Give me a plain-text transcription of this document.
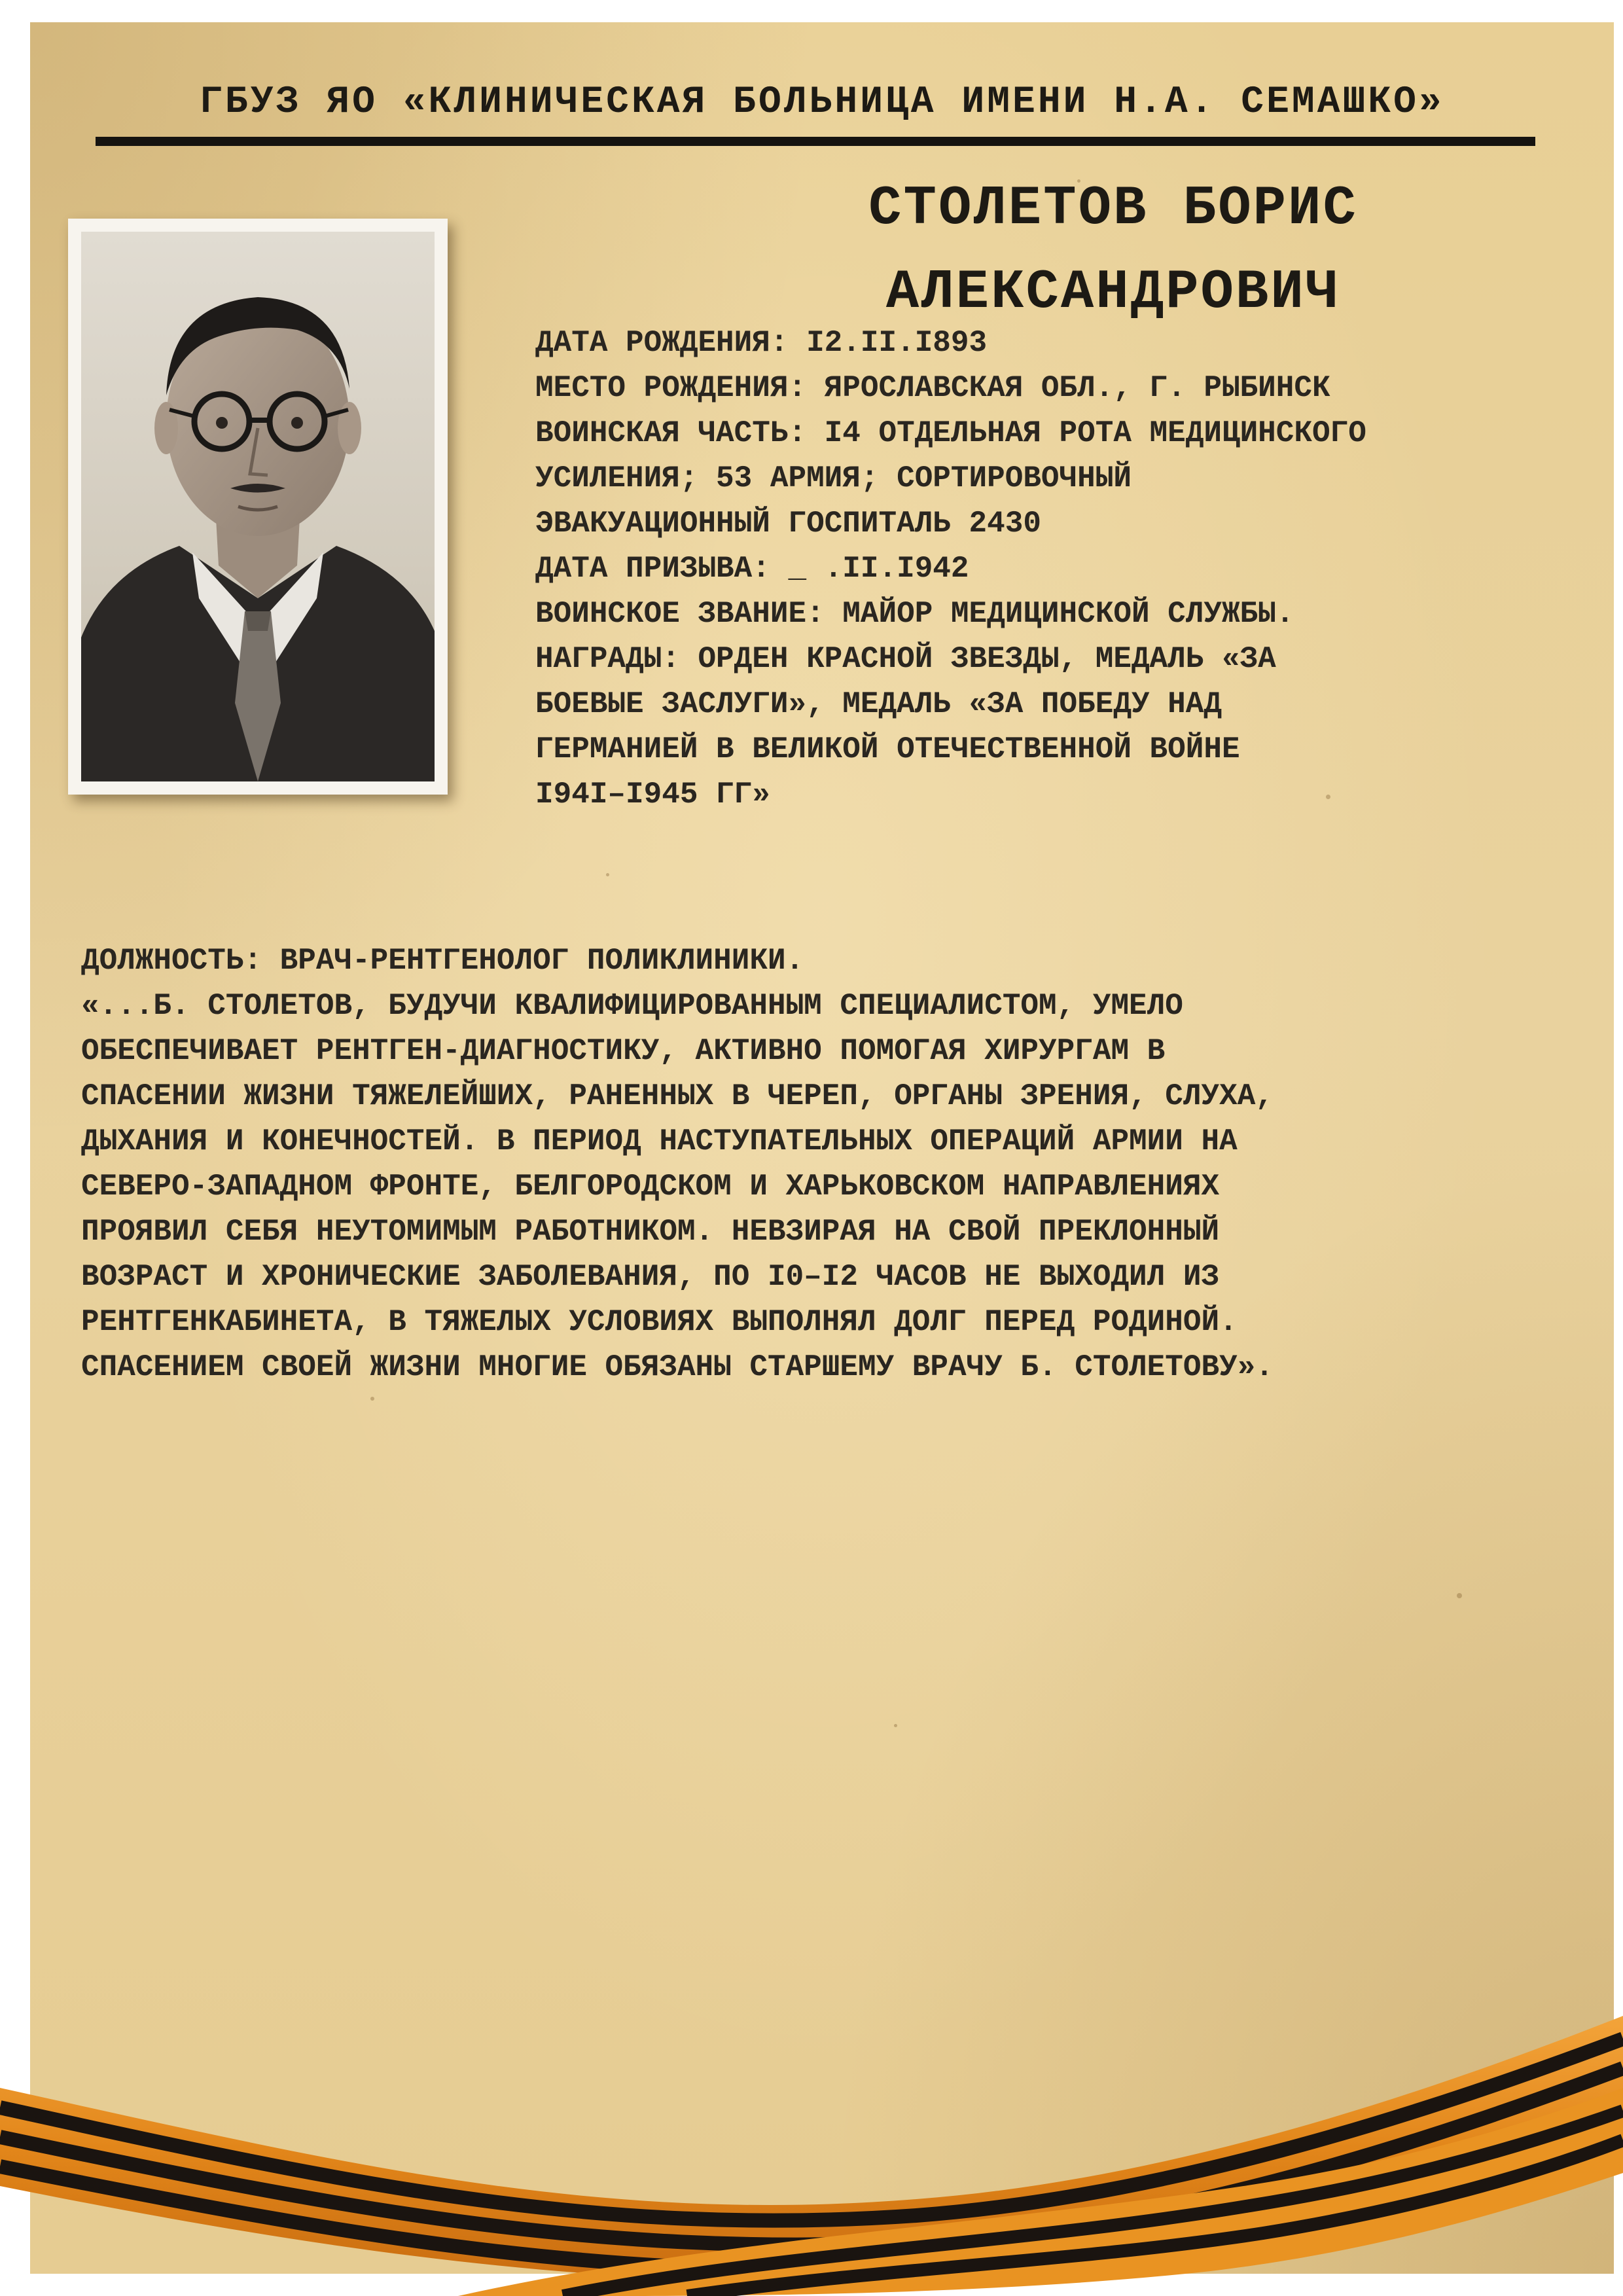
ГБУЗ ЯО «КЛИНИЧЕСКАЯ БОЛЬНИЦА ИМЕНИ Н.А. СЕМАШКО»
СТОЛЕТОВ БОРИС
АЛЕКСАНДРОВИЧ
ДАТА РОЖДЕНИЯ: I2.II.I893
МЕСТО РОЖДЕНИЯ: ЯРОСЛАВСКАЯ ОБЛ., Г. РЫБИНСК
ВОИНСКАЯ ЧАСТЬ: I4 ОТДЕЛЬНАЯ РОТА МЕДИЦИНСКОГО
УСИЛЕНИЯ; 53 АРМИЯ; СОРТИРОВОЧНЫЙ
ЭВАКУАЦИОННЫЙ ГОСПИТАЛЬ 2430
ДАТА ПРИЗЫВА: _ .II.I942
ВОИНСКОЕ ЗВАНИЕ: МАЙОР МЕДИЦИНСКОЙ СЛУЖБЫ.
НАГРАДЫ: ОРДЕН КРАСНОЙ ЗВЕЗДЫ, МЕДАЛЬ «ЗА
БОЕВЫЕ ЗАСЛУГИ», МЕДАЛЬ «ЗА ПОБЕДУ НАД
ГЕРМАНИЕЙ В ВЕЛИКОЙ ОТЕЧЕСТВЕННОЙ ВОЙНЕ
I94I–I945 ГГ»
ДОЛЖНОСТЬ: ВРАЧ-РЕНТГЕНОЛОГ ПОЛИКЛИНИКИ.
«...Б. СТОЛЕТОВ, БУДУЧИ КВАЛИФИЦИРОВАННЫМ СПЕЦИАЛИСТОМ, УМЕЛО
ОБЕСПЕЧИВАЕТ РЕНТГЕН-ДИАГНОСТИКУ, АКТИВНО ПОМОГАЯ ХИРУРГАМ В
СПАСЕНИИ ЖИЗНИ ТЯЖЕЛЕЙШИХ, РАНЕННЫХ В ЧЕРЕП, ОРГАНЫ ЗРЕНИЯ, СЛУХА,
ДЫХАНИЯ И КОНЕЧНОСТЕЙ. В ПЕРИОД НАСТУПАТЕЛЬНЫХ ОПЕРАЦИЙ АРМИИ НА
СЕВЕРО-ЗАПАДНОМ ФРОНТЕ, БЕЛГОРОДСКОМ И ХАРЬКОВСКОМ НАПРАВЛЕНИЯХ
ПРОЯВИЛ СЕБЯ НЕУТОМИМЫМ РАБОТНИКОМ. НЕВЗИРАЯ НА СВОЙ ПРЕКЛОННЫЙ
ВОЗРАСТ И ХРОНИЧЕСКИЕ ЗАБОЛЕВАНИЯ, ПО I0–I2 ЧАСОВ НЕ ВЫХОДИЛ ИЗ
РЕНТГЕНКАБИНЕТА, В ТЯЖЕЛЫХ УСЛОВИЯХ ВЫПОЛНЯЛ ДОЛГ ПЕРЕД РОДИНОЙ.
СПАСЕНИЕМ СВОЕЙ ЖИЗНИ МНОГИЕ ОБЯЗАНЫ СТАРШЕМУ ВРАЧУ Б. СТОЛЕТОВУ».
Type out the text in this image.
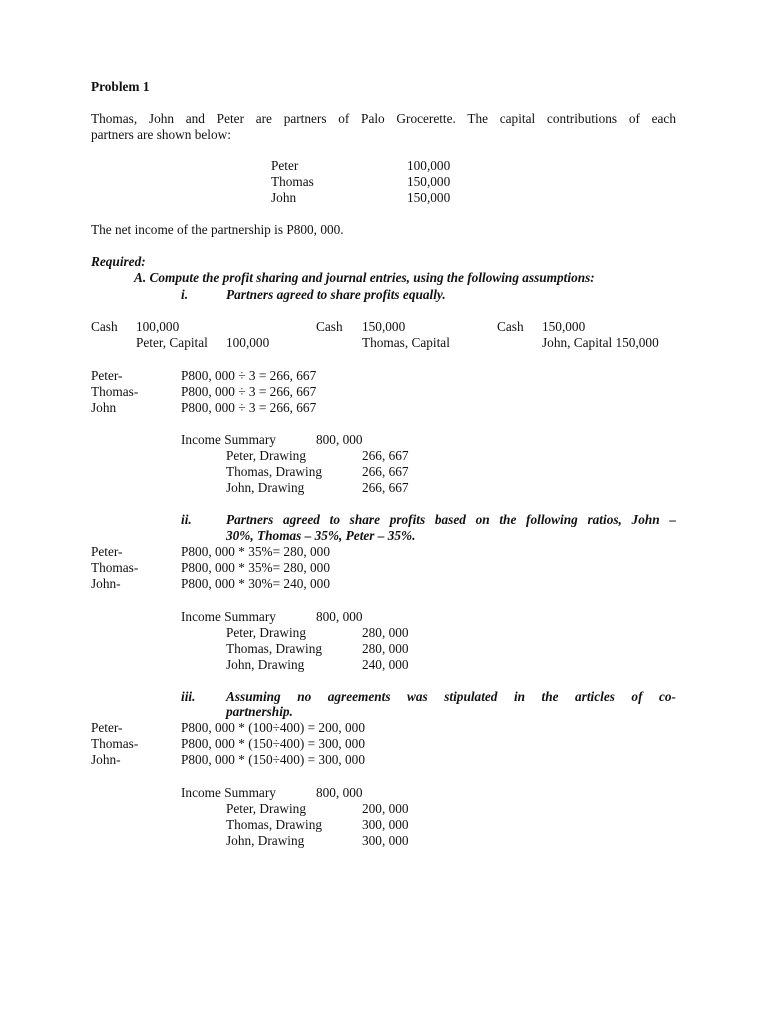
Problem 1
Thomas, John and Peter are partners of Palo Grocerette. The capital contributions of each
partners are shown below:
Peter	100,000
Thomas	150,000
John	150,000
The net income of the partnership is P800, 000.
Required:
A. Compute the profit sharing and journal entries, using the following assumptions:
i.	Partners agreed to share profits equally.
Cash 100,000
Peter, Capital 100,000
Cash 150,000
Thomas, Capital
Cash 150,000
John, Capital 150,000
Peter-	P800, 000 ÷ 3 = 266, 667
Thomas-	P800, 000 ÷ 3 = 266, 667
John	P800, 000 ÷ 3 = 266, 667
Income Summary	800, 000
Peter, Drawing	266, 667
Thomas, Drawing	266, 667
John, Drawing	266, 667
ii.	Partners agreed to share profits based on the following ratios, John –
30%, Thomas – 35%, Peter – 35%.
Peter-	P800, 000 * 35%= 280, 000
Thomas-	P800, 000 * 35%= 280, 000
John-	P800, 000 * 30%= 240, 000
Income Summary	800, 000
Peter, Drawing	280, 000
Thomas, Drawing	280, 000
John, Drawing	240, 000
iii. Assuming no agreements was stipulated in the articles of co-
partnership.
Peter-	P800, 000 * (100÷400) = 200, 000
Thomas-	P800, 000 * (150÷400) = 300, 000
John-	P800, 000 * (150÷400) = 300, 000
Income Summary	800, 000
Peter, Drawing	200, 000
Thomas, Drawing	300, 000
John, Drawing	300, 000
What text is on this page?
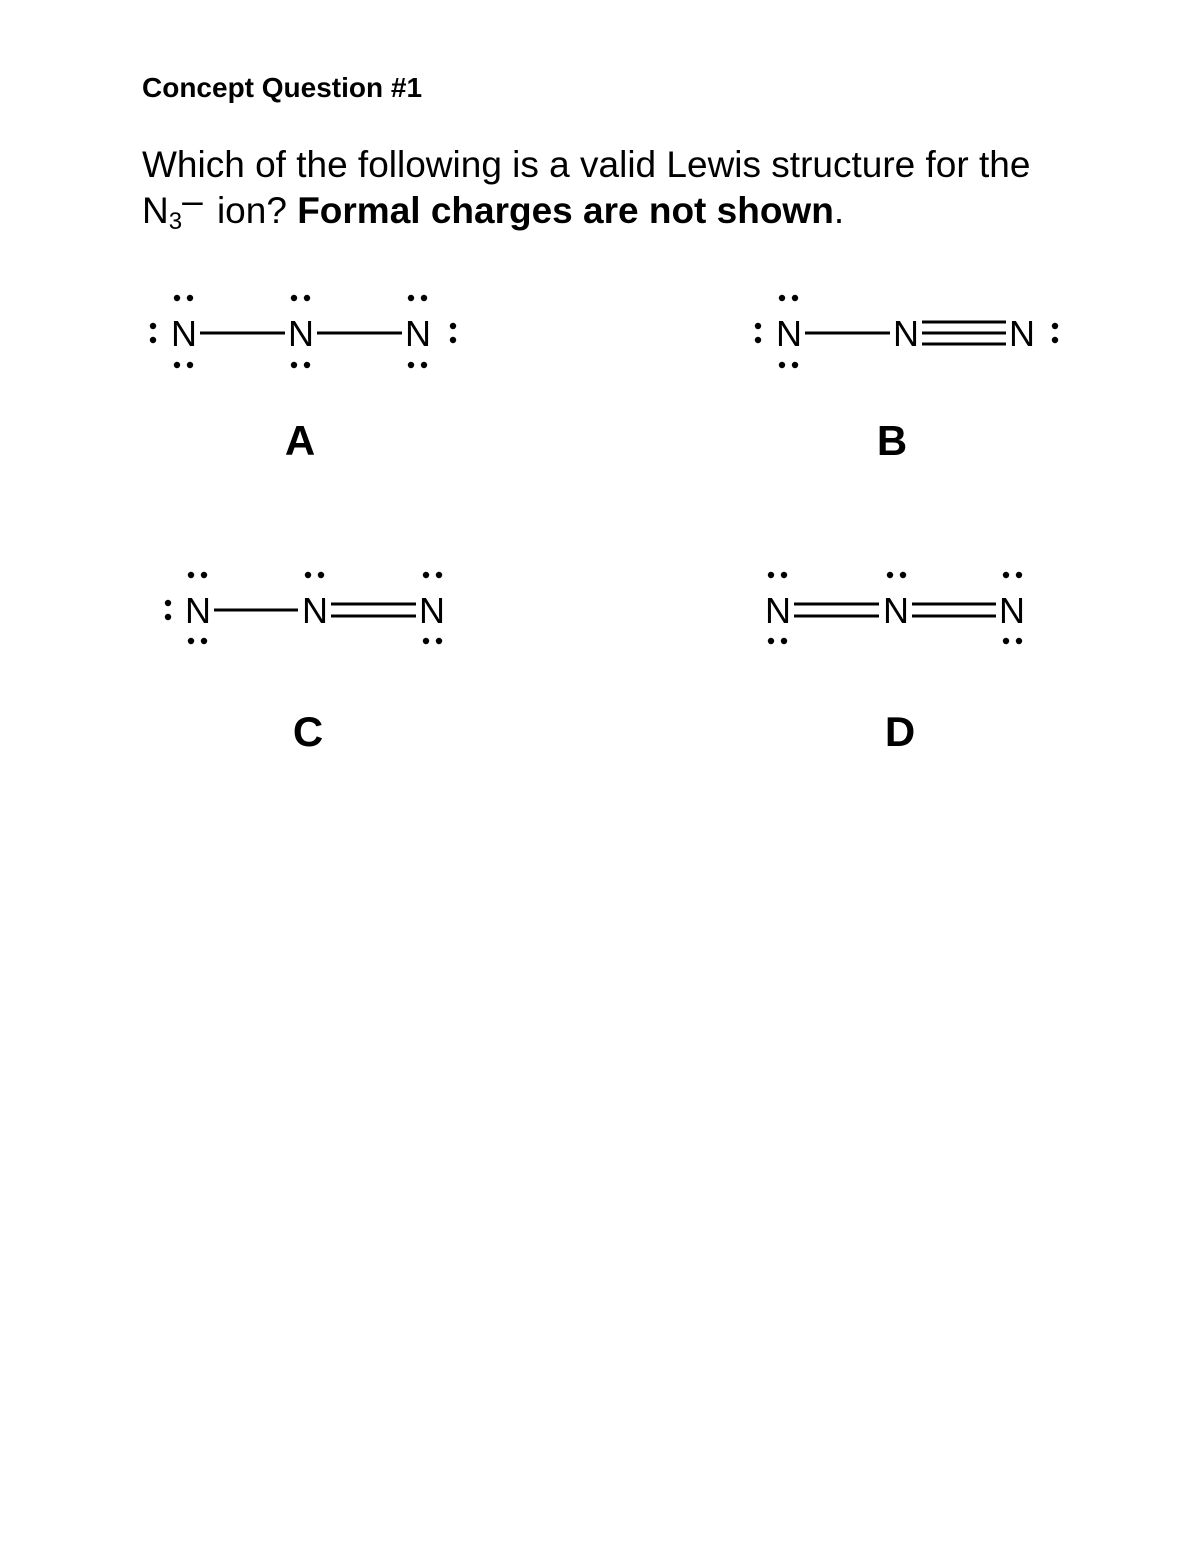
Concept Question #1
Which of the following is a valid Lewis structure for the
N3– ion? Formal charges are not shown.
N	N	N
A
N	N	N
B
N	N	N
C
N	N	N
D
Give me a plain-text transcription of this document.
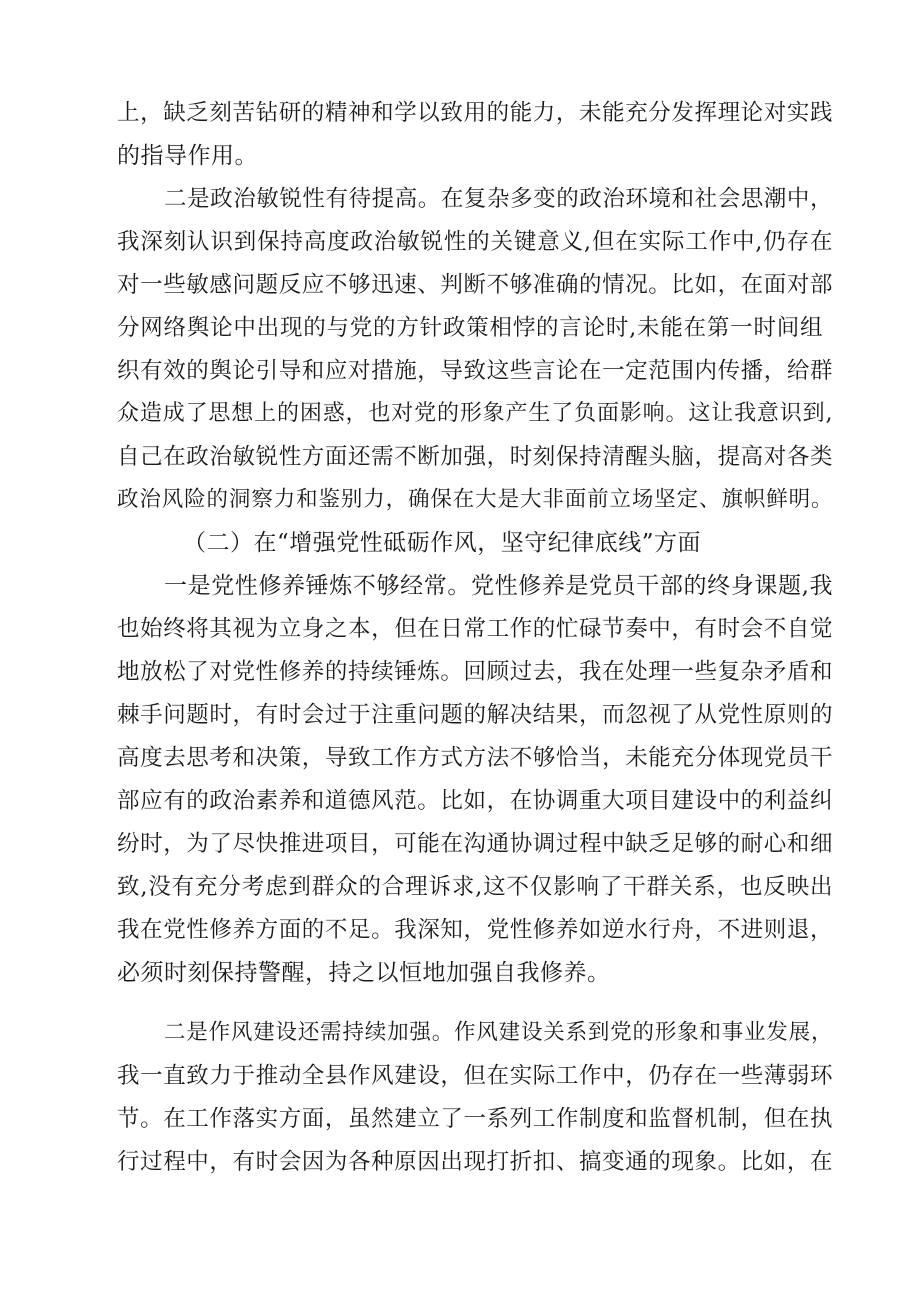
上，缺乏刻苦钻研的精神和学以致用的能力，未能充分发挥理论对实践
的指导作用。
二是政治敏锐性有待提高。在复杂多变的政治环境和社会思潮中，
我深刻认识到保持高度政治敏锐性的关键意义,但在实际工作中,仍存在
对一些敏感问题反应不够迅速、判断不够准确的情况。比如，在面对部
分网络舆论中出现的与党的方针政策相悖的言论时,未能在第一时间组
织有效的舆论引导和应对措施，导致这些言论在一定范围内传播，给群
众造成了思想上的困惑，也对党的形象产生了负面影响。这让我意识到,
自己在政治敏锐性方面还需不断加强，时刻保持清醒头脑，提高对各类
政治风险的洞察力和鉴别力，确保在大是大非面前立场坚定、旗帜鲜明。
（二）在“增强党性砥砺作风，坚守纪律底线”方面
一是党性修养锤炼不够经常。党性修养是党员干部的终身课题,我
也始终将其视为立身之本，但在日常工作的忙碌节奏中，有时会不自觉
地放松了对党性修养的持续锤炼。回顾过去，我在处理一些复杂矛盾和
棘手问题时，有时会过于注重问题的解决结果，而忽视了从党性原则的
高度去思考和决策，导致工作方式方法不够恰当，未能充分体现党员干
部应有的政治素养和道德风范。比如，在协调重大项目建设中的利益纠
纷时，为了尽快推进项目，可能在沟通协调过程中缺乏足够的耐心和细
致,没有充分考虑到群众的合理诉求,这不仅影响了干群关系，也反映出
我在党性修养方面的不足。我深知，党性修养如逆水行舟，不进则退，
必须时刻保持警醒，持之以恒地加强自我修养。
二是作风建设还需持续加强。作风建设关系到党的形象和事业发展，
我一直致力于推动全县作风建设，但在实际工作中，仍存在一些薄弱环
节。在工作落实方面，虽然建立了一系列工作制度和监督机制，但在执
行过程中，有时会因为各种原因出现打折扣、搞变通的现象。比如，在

**What is needed:**
Using the listing above, list every line in which the string "John" occurs.

**Reply:**
Thomas, John and Peter are partners of Palo Grocerette. The capital contributions of each
John	150,000
John, Capital 150,000
John	P800, 000 ÷ 3 = 266, 667
John, Drawing	266, 667
ii.	Partners agreed to share profits based on the following ratios, John –
John-	P800, 000 * 30%= 240, 000
John, Drawing	240, 000
John-	P800, 000 * (150÷400) = 300, 000
John, Drawing	300, 000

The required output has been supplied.